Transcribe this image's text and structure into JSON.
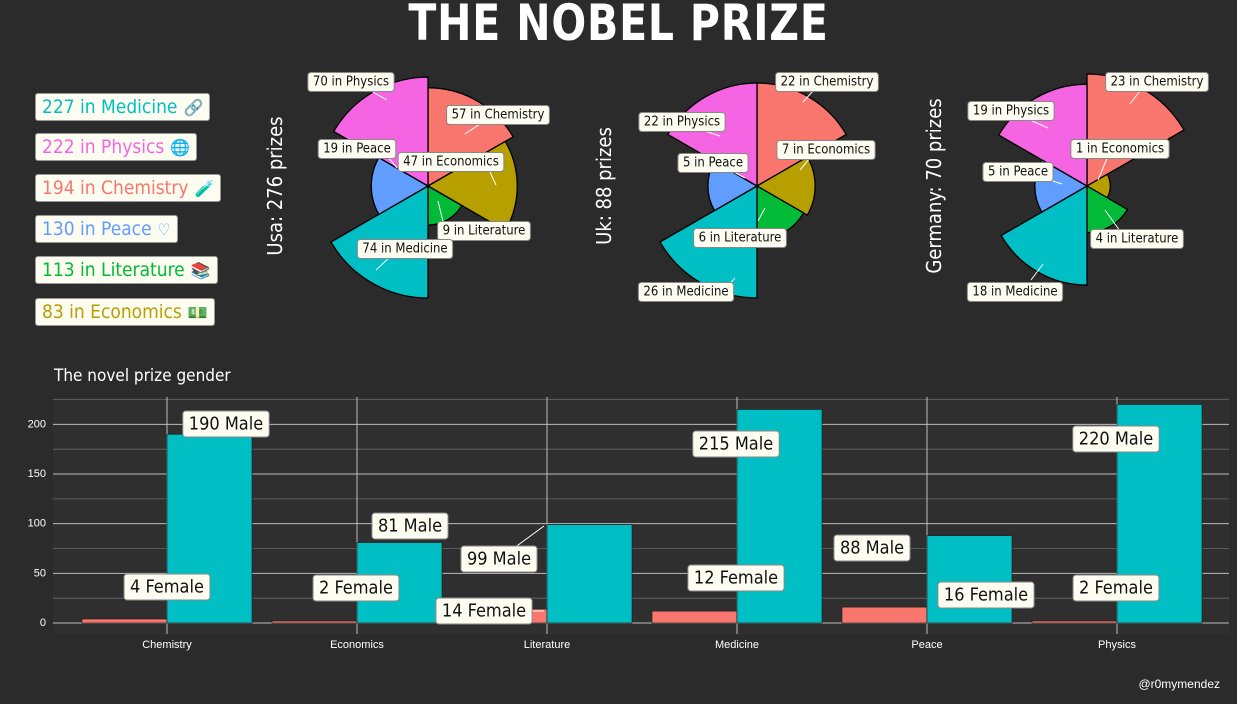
{
  "title": "THE NOBEL PRIZE",
  "caption": "@r0mymendez",
  "legend": [
    {
      "text": "227 in Medicine",
      "icon": "pill-icon",
      "glyph": "🔗",
      "color": "#00bfc4"
    },
    {
      "text": "222 in Physics",
      "icon": "atom-icon",
      "glyph": "🌐",
      "color": "#f564e3"
    },
    {
      "text": "194 in Chemistry",
      "icon": "flask-icon",
      "glyph": "🧪",
      "color": "#f8766d"
    },
    {
      "text": "130 in Peace",
      "icon": "heart-icon",
      "glyph": "♡",
      "color": "#619cff"
    },
    {
      "text": "113 in Literature",
      "icon": "books-icon",
      "glyph": "📚",
      "color": "#00ba38"
    },
    {
      "text": "83 in Economics",
      "icon": "money-icon",
      "glyph": "💵",
      "color": "#b79f00"
    }
  ],
  "chart_data": [
    {
      "type": "pie",
      "subtype": "polar-area",
      "country_label": "Usa: 276 prizes",
      "slices": [
        {
          "category": "Chemistry",
          "value": 57,
          "label": "57 in Chemistry",
          "color": "#f8766d"
        },
        {
          "category": "Economics",
          "value": 47,
          "label": "47 in Economics",
          "color": "#b79f00"
        },
        {
          "category": "Literature",
          "value": 9,
          "label": "9 in Literature",
          "color": "#00ba38"
        },
        {
          "category": "Medicine",
          "value": 74,
          "label": "74 in Medicine",
          "color": "#00bfc4"
        },
        {
          "category": "Peace",
          "value": 19,
          "label": "19 in Peace",
          "color": "#619cff"
        },
        {
          "category": "Physics",
          "value": 70,
          "label": "70 in Physics",
          "color": "#f564e3"
        }
      ]
    },
    {
      "type": "pie",
      "subtype": "polar-area",
      "country_label": "Uk: 88 prizes",
      "slices": [
        {
          "category": "Chemistry",
          "value": 22,
          "label": "22 in Chemistry",
          "color": "#f8766d"
        },
        {
          "category": "Economics",
          "value": 7,
          "label": "7 in Economics",
          "color": "#b79f00"
        },
        {
          "category": "Literature",
          "value": 6,
          "label": "6 in Literature",
          "color": "#00ba38"
        },
        {
          "category": "Medicine",
          "value": 26,
          "label": "26 in Medicine",
          "color": "#00bfc4"
        },
        {
          "category": "Peace",
          "value": 5,
          "label": "5 in Peace",
          "color": "#619cff"
        },
        {
          "category": "Physics",
          "value": 22,
          "label": "22 in Physics",
          "color": "#f564e3"
        }
      ]
    },
    {
      "type": "pie",
      "subtype": "polar-area",
      "country_label": "Germany: 70 prizes",
      "slices": [
        {
          "category": "Chemistry",
          "value": 23,
          "label": "23 in Chemistry",
          "color": "#f8766d"
        },
        {
          "category": "Economics",
          "value": 1,
          "label": "1 in Economics",
          "color": "#b79f00"
        },
        {
          "category": "Literature",
          "value": 4,
          "label": "4 in Literature",
          "color": "#00ba38"
        },
        {
          "category": "Medicine",
          "value": 18,
          "label": "18 in Medicine",
          "color": "#00bfc4"
        },
        {
          "category": "Peace",
          "value": 5,
          "label": "5 in Peace",
          "color": "#619cff"
        },
        {
          "category": "Physics",
          "value": 19,
          "label": "19 in Physics",
          "color": "#f564e3"
        }
      ]
    },
    {
      "type": "bar",
      "title": "The novel prize gender",
      "categories": [
        "Chemistry",
        "Economics",
        "Literature",
        "Medicine",
        "Peace",
        "Physics"
      ],
      "series": [
        {
          "values": [
            4,
            2,
            14,
            12,
            16,
            2
          ],
          "color": "#f8766d",
          "labels": [
            "4 Female",
            "2 Female",
            "14 Female",
            "12 Female",
            "16 Female",
            "2 Female"
          ]
        },
        {
          "values": [
            190,
            81,
            99,
            215,
            88,
            220
          ],
          "color": "#00bfc4",
          "labels": [
            "190 Male",
            "81 Male",
            "99 Male",
            "215 Male",
            "88 Male",
            "220 Male"
          ]
        }
      ],
      "yticks": [
        0,
        50,
        100,
        150,
        200
      ],
      "ylim": [
        0,
        225
      ],
      "grid": true
    }
  ]
}
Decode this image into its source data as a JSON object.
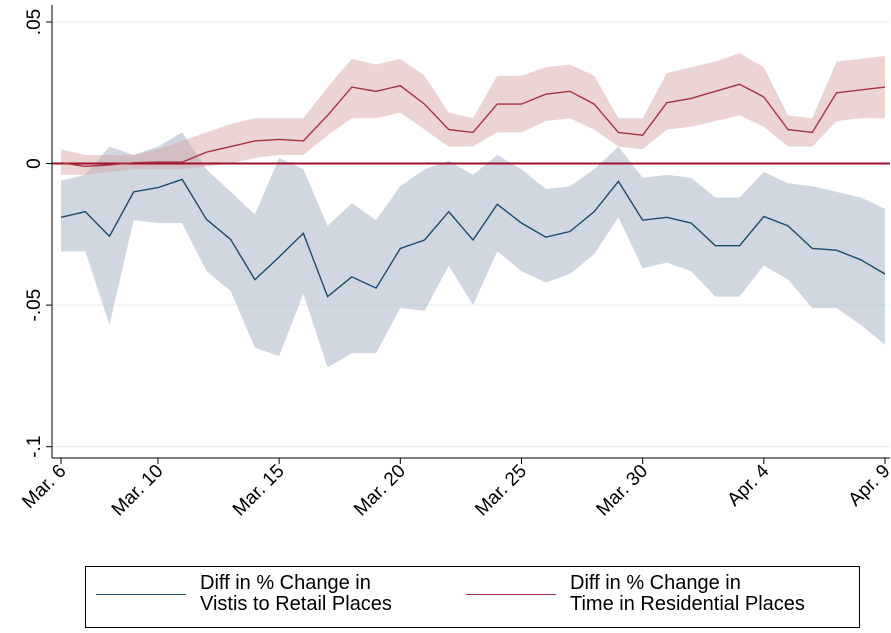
{
  "chart_data": {
    "type": "line",
    "categories": [
      "Mar. 6",
      null,
      null,
      null,
      "Mar. 10",
      null,
      null,
      null,
      null,
      "Mar. 15",
      null,
      null,
      null,
      null,
      "Mar. 20",
      null,
      null,
      null,
      null,
      "Mar. 25",
      null,
      null,
      null,
      null,
      "Mar. 30",
      null,
      null,
      null,
      null,
      "Apr. 4",
      null,
      null,
      null,
      null,
      "Apr. 9"
    ],
    "ylim": [
      -0.104,
      0.056
    ],
    "yticks": [
      {
        "value": 0.05,
        "label": ".05"
      },
      0,
      {
        "value": -0.05,
        "label": "-.05"
      },
      {
        "value": -0.1,
        "label": "-.1"
      }
    ],
    "grid": true,
    "reference_line": {
      "value": 0,
      "color": "#a0102e"
    },
    "series": [
      {
        "name": "Diff  in % Change in\nVistis to Retail Places",
        "color": "#1e4a6b",
        "band_color": "rgba(170,182,200,0.55)",
        "values": [
          -0.019,
          -0.017,
          -0.0257,
          -0.01,
          -0.0085,
          -0.0056,
          -0.0197,
          -0.0268,
          -0.041,
          -0.033,
          -0.0246,
          -0.047,
          -0.04,
          -0.044,
          -0.03,
          -0.027,
          -0.017,
          -0.027,
          -0.0144,
          -0.021,
          -0.026,
          -0.024,
          -0.017,
          -0.0063,
          -0.02,
          -0.019,
          -0.021,
          -0.029,
          -0.029,
          -0.0187,
          -0.022,
          -0.03,
          -0.0306,
          -0.034,
          -0.039
        ],
        "upper": [
          -0.006,
          -0.004,
          0.006,
          0.003,
          0.006,
          0.011,
          -0.002,
          -0.01,
          -0.018,
          0.002,
          -0.002,
          -0.022,
          -0.014,
          -0.02,
          -0.008,
          -0.002,
          0.001,
          -0.004,
          0.003,
          -0.002,
          -0.009,
          -0.008,
          -0.002,
          0.006,
          -0.005,
          -0.004,
          -0.005,
          -0.012,
          -0.012,
          -0.003,
          -0.007,
          -0.008,
          -0.01,
          -0.012,
          -0.016
        ],
        "lower": [
          -0.031,
          -0.031,
          -0.057,
          -0.02,
          -0.021,
          -0.021,
          -0.038,
          -0.045,
          -0.065,
          -0.068,
          -0.046,
          -0.072,
          -0.067,
          -0.067,
          -0.051,
          -0.052,
          -0.036,
          -0.05,
          -0.031,
          -0.038,
          -0.042,
          -0.039,
          -0.032,
          -0.019,
          -0.037,
          -0.035,
          -0.038,
          -0.047,
          -0.047,
          -0.036,
          -0.041,
          -0.051,
          -0.051,
          -0.057,
          -0.064
        ]
      },
      {
        "name": "Diff in % Change in\nTime in Residential Places",
        "color": "#a83340",
        "band_color": "rgba(215,160,160,0.45)",
        "values": [
          0.0003,
          -0.001,
          -0.0005,
          0.0003,
          0.0005,
          0.0005,
          0.004,
          0.006,
          0.008,
          0.0085,
          0.008,
          0.017,
          0.027,
          0.0255,
          0.0275,
          0.021,
          0.012,
          0.011,
          0.021,
          0.021,
          0.0245,
          0.0255,
          0.021,
          0.011,
          0.01,
          0.0215,
          0.023,
          0.0255,
          0.028,
          0.0235,
          0.012,
          0.011,
          0.025,
          0.026,
          0.027
        ],
        "upper": [
          0.005,
          0.003,
          0.003,
          0.003,
          0.005,
          0.008,
          0.011,
          0.014,
          0.016,
          0.016,
          0.016,
          0.027,
          0.037,
          0.035,
          0.037,
          0.031,
          0.018,
          0.016,
          0.031,
          0.031,
          0.034,
          0.035,
          0.031,
          0.016,
          0.016,
          0.032,
          0.034,
          0.036,
          0.039,
          0.034,
          0.017,
          0.016,
          0.036,
          0.037,
          0.038
        ],
        "lower": [
          -0.004,
          -0.004,
          -0.003,
          -0.002,
          -0.002,
          -0.002,
          -0.001,
          0.0,
          0.002,
          0.003,
          0.003,
          0.01,
          0.016,
          0.016,
          0.018,
          0.012,
          0.006,
          0.006,
          0.011,
          0.011,
          0.015,
          0.016,
          0.012,
          0.006,
          0.005,
          0.012,
          0.013,
          0.015,
          0.017,
          0.013,
          0.006,
          0.006,
          0.015,
          0.016,
          0.016
        ]
      }
    ]
  }
}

Directions for this task
Search the data for the string "Chemistry". List each line that has it.

Answer to the problem
      "text": "194 in Chemistry",
          "category": "Chemistry",
          "label": "57 in Chemistry",
          "category": "Chemistry",
          "label": "22 in Chemistry",
          "category": "Chemistry",
          "label": "23 in Chemistry",
        "Chemistry",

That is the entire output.